> Aim: Report the number of lines that include "phía", with no additional text.

> Provided data:
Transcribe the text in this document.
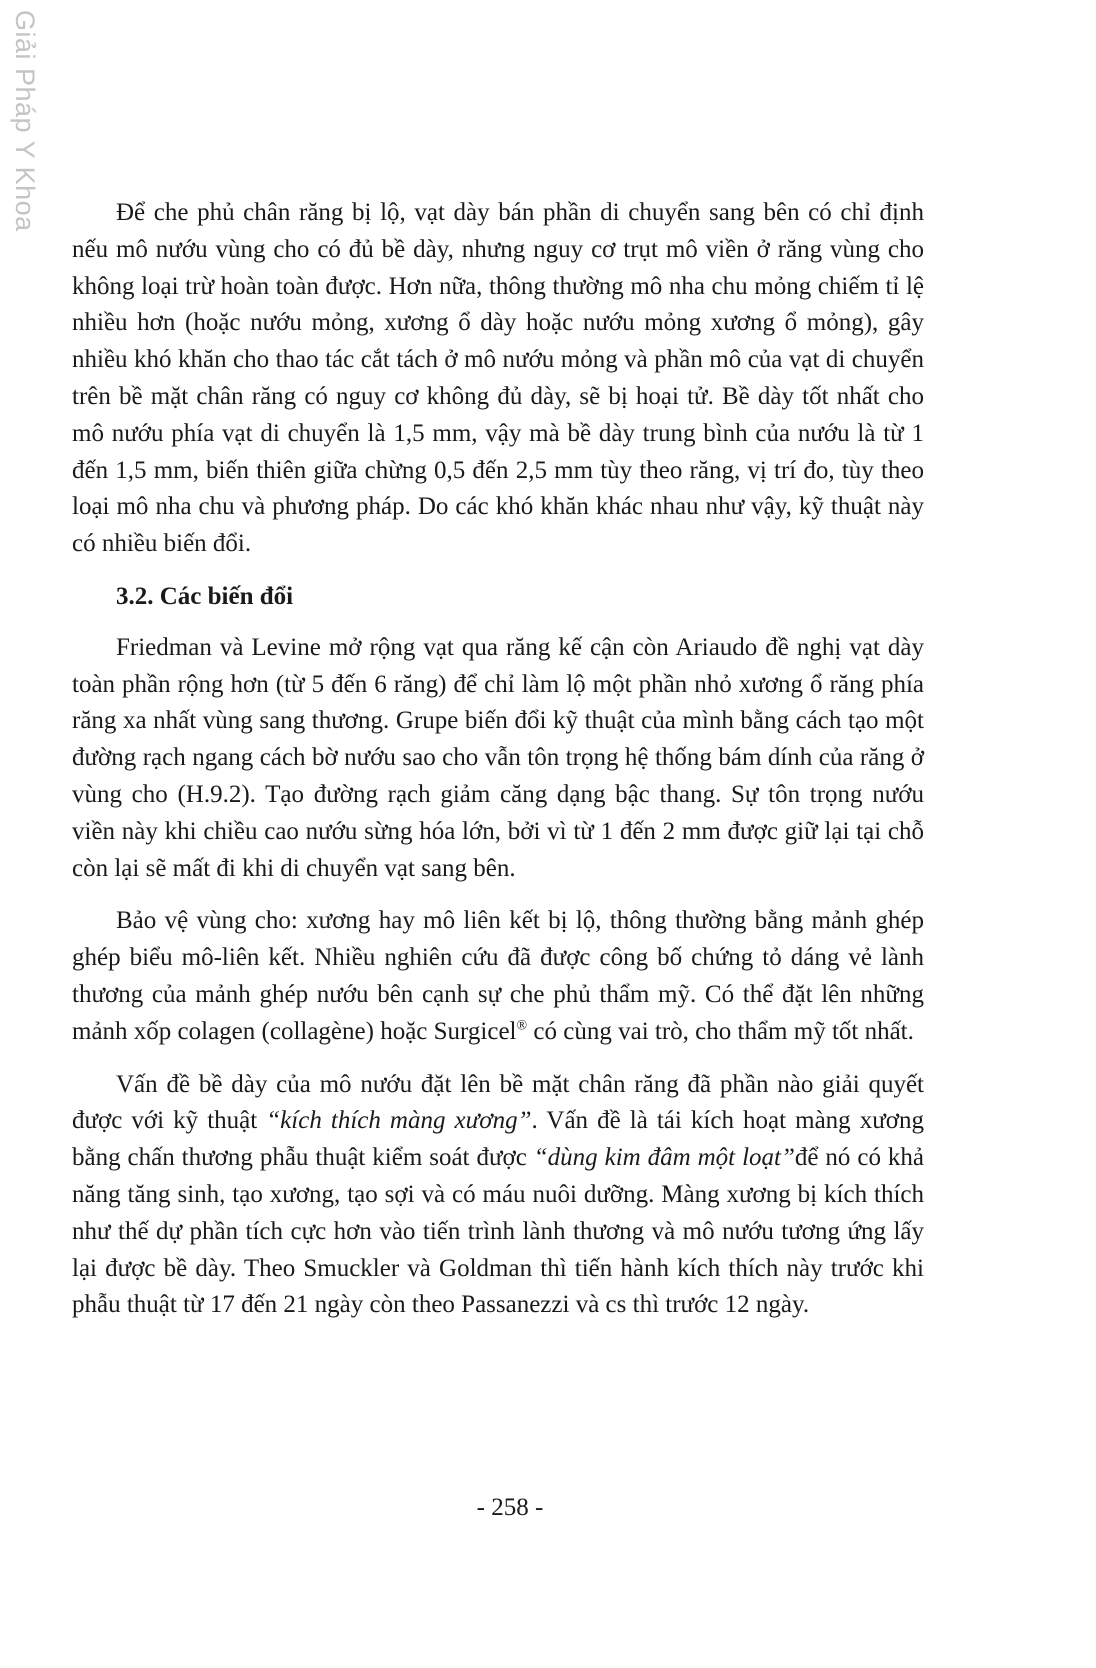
Giải Pháp Y Khoa	Để che phủ chân răng bị lộ, vạt dày bán phần di chuyển sang bên có chỉ định nếu mô nướu vùng cho có đủ bề dày, nhưng nguy cơ trụt mô viền ở răng vùng cho không loại trừ hoàn toàn được. Hơn nữa, thông thường mô nha chu mỏng chiếm tỉ lệ nhiều hơn (hoặc nướu mỏng, xương ổ dày hoặc nướu mỏng xương ổ mỏng), gây nhiều khó khăn cho thao tác cắt tách ở mô nướu mỏng và phần mô của vạt di chuyển trên bề mặt chân răng có nguy cơ không đủ dày, sẽ bị hoại tử. Bề dày tốt nhất cho mô nướu phía vạt di chuyển là 1,5 mm, vậy mà bề dày trung bình của nướu là từ 1 đến 1,5 mm, biến thiên giữa chừng 0,5 đến 2,5 mm tùy theo răng, vị trí đo, tùy theo loại mô nha chu và phương pháp. Do các khó khăn khác nhau như vậy, kỹ thuật này có nhiều biến đổi.

3.2. Các biến đổi

Friedman và Levine mở rộng vạt qua răng kế cận còn Ariaudo đề nghị vạt dày toàn phần rộng hơn (từ 5 đến 6 răng) để chỉ làm lộ một phần nhỏ xương ổ răng phía răng xa nhất vùng sang thương. Grupe biến đổi kỹ thuật của mình bằng cách tạo một đường rạch ngang cách bờ nướu sao cho vẫn tôn trọng hệ thống bám dính của răng ở vùng cho (H.9.2). Tạo đường rạch giảm căng dạng bậc thang. Sự tôn trọng nướu viền này khi chiều cao nướu sừng hóa lớn, bởi vì từ 1 đến 2 mm được giữ lại tại chỗ còn lại sẽ mất đi khi di chuyển vạt sang bên.

Bảo vệ vùng cho: xương hay mô liên kết bị lộ, thông thường bằng mảnh ghép ghép biểu mô-liên kết. Nhiều nghiên cứu đã được công bố chứng tỏ dáng vẻ lành thương của mảnh ghép nướu bên cạnh sự che phủ thẩm mỹ. Có thể đặt lên những mảnh xốp colagen (collagène) hoặc Surgicel® có cùng vai trò, cho thẩm mỹ tốt nhất.

Vấn đề bề dày của mô nướu đặt lên bề mặt chân răng đã phần nào giải quyết được với kỹ thuật “kích thích màng xương”. Vấn đề là tái kích hoạt màng xương bằng chấn thương phẫu thuật kiểm soát được “dùng kim đâm một loạt”để nó có khả năng tăng sinh, tạo xương, tạo sợi và có máu nuôi dưỡng. Màng xương bị kích thích như thế dự phần tích cực hơn vào tiến trình lành thương và mô nướu tương ứng lấy lại được bề dày. Theo Smuckler và Goldman thì tiến hành kích thích này trước khi phẫu thuật từ 17 đến 21 ngày còn theo Passanezzi và cs thì trước 12 ngày.

- 258 -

> Complete answer: 2